START

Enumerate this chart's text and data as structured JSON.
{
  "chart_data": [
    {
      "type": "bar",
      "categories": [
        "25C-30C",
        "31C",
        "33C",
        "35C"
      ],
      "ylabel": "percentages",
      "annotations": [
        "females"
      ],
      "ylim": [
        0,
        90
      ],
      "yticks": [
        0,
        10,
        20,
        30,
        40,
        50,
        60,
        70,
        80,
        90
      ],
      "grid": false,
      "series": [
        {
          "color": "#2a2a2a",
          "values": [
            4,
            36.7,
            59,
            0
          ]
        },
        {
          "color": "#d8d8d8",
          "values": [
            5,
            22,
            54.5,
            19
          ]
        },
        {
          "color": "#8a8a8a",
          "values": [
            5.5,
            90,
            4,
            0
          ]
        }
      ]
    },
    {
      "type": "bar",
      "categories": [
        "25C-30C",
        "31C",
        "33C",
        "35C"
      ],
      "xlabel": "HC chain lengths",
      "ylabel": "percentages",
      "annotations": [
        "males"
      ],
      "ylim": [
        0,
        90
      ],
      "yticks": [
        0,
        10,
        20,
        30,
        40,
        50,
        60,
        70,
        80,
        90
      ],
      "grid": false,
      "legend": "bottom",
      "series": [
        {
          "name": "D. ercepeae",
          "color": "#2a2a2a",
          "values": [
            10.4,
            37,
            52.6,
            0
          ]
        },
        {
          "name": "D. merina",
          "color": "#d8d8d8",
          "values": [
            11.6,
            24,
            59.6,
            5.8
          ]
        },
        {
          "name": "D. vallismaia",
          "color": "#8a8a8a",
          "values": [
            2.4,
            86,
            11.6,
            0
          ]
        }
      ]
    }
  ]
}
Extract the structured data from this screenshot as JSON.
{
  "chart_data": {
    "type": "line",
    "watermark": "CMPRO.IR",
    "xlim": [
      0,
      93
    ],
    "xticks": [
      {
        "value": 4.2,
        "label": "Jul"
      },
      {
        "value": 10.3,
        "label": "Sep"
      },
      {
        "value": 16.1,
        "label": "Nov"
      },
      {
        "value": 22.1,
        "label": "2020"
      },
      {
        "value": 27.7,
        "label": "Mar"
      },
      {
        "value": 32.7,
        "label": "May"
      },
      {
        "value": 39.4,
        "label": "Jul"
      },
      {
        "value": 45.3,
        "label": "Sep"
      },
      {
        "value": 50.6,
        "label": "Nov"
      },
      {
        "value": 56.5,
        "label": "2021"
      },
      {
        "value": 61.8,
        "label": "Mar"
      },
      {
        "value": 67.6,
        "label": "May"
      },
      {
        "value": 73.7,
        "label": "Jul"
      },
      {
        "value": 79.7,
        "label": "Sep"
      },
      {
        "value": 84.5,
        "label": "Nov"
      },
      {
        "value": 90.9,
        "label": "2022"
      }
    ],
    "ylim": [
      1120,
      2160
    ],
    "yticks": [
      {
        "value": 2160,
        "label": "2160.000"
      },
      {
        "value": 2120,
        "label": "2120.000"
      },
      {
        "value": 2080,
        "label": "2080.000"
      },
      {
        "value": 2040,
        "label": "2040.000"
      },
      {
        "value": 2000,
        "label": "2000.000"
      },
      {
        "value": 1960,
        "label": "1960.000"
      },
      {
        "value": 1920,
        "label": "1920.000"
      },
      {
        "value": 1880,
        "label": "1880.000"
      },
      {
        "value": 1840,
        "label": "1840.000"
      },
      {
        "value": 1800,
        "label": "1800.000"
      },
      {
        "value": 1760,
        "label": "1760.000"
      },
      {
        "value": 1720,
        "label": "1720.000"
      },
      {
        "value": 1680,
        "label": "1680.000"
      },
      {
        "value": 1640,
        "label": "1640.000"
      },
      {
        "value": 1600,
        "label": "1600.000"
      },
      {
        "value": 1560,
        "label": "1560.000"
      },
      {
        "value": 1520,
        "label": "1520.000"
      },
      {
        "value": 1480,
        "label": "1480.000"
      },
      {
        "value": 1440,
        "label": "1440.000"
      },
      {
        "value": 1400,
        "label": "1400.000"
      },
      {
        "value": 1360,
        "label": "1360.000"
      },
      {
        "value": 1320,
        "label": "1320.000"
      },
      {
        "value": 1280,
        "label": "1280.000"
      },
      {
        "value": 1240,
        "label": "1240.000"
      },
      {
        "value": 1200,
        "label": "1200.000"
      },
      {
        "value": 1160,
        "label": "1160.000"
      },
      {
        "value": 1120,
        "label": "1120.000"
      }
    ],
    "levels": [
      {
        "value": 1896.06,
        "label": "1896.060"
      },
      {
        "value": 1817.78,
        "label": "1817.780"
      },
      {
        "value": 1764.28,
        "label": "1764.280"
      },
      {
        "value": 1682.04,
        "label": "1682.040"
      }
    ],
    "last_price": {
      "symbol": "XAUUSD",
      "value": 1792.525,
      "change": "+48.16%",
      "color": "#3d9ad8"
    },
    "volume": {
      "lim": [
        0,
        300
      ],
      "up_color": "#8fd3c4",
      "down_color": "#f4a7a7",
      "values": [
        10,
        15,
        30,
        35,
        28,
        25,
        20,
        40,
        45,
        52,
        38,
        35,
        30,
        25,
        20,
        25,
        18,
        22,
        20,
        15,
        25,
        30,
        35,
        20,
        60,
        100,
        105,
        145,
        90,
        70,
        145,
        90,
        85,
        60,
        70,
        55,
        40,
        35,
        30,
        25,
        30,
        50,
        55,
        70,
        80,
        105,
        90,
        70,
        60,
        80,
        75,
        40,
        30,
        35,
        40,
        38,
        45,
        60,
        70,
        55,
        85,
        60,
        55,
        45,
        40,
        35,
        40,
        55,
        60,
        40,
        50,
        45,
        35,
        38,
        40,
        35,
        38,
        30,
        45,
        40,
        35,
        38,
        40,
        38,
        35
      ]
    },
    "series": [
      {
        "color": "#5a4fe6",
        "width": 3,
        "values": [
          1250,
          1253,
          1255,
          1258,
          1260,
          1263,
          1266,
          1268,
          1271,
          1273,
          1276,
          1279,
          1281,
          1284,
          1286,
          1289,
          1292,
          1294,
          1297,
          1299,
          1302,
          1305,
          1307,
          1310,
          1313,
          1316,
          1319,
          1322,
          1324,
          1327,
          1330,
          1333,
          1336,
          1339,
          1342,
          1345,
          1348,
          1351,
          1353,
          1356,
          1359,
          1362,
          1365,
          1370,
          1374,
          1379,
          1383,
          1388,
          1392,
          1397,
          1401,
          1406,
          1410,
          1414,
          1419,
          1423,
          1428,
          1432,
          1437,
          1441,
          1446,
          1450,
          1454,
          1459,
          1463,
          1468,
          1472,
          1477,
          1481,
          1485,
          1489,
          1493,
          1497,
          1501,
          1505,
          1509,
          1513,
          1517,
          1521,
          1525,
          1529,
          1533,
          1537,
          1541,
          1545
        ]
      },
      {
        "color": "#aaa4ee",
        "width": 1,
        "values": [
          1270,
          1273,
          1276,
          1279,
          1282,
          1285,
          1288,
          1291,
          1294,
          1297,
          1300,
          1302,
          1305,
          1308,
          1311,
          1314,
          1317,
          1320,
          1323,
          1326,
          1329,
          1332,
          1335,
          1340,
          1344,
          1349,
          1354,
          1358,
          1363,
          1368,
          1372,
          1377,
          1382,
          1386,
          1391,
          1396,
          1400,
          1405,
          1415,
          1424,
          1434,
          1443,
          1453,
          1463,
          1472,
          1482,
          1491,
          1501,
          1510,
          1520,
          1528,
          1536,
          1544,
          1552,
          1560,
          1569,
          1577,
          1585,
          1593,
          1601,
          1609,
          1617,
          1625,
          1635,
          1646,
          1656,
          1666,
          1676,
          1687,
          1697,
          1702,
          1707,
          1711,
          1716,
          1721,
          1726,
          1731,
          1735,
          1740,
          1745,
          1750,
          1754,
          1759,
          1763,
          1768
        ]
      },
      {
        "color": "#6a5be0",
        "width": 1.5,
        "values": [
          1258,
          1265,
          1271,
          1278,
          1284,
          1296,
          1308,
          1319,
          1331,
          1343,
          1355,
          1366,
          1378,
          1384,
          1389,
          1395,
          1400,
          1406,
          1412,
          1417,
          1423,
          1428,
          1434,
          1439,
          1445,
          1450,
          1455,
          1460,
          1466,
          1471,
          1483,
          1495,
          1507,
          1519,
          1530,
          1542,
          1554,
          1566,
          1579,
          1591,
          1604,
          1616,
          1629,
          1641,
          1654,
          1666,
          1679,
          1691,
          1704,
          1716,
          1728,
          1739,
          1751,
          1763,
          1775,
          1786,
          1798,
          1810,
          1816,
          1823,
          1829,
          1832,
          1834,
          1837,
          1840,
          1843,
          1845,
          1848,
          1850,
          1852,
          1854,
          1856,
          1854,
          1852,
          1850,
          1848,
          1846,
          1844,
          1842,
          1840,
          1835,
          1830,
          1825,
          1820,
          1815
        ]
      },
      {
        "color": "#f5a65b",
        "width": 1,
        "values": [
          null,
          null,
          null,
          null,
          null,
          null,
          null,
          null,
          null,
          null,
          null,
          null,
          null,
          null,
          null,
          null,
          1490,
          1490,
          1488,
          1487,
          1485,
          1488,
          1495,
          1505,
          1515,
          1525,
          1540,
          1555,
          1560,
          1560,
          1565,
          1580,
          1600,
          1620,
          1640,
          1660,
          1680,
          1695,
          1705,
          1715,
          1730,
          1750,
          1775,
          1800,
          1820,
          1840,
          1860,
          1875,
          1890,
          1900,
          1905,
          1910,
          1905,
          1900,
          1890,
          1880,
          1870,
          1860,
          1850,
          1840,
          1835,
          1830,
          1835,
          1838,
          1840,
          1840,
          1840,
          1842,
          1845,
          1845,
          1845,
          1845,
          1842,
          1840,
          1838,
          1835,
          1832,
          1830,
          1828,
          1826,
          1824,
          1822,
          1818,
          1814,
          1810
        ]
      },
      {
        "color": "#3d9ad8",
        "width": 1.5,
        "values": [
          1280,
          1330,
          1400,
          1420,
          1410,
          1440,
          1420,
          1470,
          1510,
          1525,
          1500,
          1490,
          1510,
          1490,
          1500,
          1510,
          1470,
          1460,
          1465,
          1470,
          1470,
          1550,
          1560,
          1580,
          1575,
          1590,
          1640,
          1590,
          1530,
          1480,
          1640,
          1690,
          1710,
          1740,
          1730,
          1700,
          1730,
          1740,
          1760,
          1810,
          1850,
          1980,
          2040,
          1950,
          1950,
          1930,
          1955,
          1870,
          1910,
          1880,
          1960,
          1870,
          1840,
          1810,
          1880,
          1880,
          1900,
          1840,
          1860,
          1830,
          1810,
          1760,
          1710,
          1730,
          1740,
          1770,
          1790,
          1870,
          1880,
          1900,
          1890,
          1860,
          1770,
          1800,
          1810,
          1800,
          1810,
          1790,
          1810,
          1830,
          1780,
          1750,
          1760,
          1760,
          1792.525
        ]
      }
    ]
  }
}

END

- Directions -
Return, from the data, each line that has the word "JSON" in it.

- Task solution -
Enumerate this chart's text and data as structured JSON.
Extract the structured data from this screenshot as JSON.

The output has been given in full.